[START]

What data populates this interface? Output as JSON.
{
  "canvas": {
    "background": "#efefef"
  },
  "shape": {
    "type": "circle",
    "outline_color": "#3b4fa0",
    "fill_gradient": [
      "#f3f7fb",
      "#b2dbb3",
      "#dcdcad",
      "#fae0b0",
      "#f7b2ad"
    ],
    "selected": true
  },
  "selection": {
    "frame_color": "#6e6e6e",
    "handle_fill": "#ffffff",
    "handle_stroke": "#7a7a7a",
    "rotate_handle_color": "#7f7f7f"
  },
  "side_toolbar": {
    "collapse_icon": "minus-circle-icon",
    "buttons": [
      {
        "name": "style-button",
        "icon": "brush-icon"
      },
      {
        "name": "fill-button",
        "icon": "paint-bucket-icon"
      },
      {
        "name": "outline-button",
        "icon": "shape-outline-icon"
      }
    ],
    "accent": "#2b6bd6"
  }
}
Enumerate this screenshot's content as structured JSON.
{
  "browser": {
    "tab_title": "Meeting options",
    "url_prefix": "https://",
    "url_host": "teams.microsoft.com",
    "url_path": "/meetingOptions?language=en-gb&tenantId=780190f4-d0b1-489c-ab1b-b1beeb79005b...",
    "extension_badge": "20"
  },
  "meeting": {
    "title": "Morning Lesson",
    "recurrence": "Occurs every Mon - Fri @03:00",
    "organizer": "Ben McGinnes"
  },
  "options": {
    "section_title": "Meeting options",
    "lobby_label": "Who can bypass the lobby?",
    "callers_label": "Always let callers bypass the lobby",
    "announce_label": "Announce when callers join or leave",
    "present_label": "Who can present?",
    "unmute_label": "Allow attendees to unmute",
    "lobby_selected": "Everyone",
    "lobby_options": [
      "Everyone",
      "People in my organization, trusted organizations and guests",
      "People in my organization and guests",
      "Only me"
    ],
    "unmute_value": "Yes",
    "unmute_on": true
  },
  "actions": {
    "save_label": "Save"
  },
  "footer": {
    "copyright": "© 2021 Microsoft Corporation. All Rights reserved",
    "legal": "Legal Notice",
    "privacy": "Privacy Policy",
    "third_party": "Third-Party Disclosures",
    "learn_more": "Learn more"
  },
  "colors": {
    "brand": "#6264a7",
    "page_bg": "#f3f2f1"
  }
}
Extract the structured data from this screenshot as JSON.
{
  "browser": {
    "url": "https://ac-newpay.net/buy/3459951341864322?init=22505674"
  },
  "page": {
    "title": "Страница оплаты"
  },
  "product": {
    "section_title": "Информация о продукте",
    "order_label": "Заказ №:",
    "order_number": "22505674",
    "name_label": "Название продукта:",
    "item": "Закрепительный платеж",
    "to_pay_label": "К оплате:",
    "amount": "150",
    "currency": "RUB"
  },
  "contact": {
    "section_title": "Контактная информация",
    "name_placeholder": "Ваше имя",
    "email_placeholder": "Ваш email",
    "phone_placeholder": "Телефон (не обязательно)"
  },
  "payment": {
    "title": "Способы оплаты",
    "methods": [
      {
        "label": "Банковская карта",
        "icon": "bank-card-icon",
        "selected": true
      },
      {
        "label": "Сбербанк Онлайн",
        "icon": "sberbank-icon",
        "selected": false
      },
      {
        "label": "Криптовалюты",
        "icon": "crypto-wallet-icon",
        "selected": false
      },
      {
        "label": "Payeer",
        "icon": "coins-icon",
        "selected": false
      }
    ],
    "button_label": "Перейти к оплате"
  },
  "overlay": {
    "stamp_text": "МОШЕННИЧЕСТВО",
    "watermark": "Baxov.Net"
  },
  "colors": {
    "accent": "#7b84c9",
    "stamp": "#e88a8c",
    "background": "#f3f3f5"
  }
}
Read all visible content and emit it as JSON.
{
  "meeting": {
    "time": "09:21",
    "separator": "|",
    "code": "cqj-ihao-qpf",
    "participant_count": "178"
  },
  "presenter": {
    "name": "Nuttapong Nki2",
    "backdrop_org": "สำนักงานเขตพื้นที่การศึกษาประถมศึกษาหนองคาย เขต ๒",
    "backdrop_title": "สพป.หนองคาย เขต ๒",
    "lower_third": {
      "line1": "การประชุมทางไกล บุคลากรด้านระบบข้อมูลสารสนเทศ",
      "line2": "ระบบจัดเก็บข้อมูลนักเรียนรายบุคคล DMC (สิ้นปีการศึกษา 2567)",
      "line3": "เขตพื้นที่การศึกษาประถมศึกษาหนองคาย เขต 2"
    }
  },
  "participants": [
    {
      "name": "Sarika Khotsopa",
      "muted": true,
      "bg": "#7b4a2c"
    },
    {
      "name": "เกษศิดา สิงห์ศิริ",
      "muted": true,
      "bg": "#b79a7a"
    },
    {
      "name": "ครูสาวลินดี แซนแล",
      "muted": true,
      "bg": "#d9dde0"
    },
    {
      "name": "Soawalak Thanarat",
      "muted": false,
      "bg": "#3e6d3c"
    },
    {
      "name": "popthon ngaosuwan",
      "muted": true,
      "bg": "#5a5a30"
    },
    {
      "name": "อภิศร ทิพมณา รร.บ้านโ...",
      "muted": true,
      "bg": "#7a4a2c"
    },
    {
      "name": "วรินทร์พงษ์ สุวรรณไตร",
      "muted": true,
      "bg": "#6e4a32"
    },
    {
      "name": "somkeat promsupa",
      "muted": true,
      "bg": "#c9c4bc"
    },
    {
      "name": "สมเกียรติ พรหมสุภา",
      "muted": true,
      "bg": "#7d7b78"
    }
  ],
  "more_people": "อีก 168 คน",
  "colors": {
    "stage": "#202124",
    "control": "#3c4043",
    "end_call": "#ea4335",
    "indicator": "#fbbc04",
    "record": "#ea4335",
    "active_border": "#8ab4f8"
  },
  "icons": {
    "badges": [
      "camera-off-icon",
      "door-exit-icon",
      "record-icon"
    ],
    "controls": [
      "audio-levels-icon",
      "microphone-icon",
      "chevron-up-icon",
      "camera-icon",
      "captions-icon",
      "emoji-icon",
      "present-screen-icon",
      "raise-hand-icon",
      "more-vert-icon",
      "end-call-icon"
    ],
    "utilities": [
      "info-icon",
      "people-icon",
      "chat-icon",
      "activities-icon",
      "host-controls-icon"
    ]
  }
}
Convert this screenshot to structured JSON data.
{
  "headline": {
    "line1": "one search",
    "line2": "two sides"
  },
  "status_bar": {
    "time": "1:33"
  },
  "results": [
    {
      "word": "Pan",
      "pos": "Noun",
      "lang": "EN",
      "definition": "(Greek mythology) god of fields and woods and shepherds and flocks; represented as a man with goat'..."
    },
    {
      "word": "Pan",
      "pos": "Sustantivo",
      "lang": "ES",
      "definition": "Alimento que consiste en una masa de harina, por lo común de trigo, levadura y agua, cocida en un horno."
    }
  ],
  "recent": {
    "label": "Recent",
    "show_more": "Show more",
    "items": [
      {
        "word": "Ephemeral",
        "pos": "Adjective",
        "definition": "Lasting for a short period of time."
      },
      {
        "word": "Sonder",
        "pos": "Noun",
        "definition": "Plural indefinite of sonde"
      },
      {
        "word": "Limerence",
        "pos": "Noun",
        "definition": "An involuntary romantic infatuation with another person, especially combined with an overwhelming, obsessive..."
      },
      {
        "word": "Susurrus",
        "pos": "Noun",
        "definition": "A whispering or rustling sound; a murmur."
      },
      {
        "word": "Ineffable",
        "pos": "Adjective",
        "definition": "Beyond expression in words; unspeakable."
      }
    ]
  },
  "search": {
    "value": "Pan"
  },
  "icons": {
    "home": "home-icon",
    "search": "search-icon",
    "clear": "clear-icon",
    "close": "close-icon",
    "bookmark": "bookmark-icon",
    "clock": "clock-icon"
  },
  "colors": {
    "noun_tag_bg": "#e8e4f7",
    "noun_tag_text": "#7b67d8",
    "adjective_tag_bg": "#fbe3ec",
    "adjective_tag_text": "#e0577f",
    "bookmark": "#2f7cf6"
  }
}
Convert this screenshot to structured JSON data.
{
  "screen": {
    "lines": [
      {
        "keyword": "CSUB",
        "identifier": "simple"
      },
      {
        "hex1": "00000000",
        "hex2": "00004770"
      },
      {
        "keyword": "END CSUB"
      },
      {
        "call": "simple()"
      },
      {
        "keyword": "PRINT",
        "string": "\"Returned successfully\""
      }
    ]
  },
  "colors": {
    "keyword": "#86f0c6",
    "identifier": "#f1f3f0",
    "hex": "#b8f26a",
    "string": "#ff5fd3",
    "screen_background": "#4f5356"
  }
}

[END]

(Aim): Show every line of the records above that contains the word "JSON".

(Exercise output):
What data populates this interface? Output as JSON.
Enumerate this screenshot's content as structured JSON.
Extract the structured data from this screenshot as JSON.
Read all visible content and emit it as JSON.
Convert this screenshot to structured JSON data.
Convert this screenshot to structured JSON data.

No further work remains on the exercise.